_DIRECTIVE_.
What is the number of lines containing "Kode"? Give only that number.

_DATASET ENTRIES_.

"""

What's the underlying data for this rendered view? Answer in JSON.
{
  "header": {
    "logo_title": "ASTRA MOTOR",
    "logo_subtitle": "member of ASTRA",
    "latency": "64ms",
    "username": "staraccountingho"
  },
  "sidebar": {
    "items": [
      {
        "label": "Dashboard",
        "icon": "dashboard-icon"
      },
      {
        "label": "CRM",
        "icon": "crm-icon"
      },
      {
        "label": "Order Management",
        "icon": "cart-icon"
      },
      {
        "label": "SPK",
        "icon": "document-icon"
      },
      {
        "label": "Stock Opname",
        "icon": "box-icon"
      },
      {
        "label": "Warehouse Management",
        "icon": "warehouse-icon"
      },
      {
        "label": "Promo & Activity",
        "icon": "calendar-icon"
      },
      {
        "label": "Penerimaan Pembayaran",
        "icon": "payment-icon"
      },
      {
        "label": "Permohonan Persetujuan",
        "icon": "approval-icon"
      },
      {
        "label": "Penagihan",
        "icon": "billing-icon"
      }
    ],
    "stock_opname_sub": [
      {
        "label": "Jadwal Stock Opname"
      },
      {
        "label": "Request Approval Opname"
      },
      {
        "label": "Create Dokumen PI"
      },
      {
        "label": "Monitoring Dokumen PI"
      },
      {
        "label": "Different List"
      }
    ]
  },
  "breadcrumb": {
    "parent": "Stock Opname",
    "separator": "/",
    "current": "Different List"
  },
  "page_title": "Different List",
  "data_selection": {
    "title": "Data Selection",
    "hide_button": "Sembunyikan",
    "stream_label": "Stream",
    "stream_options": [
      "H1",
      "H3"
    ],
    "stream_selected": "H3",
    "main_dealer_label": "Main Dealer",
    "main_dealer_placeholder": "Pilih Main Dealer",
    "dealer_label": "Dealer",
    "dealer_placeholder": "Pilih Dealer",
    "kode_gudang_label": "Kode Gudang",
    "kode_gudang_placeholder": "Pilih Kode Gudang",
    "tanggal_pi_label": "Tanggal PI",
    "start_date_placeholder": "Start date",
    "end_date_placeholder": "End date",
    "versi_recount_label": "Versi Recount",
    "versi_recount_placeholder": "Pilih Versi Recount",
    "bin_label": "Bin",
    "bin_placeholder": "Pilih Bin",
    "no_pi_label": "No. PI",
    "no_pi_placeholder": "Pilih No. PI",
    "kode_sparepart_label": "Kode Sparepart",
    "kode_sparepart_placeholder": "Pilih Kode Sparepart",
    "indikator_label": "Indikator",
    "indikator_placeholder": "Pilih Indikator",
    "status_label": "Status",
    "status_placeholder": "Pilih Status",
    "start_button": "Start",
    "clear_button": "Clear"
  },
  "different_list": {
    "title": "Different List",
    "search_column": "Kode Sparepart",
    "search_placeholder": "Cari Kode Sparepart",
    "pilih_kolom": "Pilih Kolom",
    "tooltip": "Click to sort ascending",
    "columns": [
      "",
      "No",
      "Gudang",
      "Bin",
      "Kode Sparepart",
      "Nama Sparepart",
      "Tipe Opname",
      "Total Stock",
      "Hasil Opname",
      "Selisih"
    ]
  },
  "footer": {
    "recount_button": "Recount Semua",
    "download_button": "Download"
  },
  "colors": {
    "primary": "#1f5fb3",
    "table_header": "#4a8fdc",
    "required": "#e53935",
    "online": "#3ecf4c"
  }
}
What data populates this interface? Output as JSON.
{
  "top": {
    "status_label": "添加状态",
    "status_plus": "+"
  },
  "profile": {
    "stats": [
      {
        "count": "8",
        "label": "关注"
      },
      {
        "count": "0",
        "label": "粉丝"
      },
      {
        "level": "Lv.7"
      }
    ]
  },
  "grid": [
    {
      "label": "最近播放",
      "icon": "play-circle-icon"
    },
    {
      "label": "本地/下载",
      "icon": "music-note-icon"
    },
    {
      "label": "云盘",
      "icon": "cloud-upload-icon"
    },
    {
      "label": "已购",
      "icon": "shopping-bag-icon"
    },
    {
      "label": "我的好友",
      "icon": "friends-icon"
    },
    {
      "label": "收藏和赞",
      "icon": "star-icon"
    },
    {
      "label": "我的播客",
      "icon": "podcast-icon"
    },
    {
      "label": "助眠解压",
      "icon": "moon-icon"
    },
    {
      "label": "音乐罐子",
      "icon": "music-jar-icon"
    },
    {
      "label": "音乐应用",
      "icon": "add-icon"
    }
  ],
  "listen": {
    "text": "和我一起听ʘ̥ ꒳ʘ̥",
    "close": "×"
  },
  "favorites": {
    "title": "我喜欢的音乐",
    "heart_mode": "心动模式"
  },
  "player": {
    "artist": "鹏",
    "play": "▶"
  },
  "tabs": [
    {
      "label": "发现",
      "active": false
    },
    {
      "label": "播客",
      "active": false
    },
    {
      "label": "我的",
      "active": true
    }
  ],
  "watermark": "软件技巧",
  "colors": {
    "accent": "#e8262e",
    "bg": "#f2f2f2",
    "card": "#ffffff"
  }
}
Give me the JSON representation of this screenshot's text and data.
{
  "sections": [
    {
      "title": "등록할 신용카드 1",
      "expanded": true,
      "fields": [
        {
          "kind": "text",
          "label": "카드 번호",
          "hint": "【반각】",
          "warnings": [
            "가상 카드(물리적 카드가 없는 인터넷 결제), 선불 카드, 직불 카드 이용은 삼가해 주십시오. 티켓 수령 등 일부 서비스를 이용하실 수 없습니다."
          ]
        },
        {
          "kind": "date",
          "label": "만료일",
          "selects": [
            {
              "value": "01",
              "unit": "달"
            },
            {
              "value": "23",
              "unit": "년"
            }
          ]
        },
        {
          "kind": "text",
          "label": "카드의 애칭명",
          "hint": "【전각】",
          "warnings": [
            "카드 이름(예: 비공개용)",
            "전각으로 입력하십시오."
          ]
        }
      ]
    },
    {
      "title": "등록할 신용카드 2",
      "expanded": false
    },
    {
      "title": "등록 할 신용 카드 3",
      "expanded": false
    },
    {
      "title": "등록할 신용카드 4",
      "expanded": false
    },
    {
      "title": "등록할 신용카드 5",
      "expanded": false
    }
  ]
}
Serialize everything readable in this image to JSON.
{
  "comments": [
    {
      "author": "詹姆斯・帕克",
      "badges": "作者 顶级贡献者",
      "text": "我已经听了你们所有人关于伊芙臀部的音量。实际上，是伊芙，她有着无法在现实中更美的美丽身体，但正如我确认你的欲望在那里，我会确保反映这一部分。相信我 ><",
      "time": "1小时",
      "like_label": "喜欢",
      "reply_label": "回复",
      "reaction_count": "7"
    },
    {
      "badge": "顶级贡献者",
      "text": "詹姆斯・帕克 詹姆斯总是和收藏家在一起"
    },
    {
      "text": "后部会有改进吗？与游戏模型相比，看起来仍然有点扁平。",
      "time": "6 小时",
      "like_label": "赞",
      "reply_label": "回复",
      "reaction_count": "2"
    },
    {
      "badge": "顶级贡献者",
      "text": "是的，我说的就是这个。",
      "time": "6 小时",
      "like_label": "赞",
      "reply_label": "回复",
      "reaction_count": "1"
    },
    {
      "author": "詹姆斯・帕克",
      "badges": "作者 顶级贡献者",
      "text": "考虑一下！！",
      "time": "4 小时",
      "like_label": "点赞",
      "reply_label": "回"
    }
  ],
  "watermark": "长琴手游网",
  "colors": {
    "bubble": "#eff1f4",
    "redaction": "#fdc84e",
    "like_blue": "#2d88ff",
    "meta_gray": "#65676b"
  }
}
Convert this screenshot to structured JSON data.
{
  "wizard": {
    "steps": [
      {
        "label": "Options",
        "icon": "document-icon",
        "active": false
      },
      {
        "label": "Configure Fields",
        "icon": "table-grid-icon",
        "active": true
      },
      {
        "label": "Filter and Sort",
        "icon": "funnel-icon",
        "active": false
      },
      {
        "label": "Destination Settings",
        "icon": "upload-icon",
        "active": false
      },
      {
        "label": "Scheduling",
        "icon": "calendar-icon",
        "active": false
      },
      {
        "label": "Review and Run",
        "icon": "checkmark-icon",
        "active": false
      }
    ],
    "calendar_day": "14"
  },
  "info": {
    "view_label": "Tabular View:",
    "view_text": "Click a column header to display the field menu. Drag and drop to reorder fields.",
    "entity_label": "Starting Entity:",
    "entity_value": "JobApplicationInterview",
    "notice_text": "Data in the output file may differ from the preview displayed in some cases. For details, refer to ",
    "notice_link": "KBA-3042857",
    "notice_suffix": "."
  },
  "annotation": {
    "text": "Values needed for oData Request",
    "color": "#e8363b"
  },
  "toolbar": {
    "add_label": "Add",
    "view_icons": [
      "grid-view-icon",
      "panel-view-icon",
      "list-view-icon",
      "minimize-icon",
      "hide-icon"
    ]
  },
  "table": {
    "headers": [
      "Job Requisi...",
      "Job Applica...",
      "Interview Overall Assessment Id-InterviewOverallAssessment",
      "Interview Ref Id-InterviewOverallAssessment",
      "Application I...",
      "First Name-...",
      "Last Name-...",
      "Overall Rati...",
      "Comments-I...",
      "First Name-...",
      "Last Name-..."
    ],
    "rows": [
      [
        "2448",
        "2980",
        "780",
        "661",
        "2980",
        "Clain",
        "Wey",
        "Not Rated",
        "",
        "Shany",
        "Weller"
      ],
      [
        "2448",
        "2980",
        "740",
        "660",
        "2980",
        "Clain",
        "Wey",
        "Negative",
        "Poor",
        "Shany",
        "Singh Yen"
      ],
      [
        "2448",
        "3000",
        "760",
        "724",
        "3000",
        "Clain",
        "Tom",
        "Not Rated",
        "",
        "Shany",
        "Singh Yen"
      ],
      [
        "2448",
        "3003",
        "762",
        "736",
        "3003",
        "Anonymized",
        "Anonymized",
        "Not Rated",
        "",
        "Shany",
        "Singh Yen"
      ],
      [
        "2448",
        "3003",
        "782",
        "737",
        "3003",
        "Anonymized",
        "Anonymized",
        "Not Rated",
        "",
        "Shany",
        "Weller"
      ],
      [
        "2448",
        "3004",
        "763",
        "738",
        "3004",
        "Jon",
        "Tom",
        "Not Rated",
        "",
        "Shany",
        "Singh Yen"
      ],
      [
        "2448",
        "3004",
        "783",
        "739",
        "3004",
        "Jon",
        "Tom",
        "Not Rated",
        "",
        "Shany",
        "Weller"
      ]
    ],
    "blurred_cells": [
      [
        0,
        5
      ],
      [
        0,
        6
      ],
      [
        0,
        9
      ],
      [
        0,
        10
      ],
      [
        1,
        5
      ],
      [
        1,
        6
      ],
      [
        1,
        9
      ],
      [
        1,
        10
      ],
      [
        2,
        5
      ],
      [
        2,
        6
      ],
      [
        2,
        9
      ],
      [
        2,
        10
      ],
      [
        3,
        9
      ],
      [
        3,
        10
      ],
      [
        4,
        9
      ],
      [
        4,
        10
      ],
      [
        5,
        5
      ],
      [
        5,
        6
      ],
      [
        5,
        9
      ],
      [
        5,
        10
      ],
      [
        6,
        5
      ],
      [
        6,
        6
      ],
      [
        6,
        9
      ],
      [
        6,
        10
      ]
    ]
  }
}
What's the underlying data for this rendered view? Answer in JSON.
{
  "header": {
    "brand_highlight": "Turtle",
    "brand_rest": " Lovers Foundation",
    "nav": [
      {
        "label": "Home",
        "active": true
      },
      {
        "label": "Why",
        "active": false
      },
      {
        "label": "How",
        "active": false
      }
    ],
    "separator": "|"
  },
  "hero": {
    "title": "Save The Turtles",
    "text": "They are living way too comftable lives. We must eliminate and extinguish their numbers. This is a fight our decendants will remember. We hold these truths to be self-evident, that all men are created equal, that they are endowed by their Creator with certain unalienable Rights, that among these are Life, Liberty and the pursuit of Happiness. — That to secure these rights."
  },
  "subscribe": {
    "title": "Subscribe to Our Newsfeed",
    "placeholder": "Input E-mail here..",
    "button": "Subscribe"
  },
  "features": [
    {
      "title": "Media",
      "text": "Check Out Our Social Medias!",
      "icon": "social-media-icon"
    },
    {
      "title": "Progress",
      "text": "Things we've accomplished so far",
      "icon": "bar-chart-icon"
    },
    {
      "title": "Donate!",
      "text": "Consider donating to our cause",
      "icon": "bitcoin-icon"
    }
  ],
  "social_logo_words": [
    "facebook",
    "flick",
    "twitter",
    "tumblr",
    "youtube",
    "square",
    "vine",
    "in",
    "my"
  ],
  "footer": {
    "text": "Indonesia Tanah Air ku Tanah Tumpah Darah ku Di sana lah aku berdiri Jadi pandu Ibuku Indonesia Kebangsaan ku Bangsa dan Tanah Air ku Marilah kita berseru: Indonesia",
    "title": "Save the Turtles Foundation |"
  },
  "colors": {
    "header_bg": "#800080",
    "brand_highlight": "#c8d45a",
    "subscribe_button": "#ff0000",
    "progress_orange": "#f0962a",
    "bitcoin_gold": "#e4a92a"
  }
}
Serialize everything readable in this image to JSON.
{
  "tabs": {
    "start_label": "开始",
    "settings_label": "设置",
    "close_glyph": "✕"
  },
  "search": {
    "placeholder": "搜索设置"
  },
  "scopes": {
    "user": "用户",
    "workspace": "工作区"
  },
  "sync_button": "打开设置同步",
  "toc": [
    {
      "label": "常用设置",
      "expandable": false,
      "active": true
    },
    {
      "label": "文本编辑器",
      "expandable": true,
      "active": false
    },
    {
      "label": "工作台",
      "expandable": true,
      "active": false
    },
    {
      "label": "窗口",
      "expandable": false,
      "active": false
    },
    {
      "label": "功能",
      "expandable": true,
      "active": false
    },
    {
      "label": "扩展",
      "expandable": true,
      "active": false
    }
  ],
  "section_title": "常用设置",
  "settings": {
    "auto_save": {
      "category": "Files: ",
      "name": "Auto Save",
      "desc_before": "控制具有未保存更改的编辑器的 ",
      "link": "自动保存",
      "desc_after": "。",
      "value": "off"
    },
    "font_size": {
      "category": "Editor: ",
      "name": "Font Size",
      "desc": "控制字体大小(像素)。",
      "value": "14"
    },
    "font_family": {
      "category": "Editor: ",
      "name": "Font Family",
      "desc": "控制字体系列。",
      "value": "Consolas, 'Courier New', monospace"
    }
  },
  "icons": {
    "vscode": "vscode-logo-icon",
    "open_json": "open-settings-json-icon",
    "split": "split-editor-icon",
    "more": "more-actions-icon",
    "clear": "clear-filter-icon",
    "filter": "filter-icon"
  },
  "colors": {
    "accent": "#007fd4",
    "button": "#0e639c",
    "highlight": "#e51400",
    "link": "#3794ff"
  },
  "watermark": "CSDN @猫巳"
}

"""

_RESULT_.
7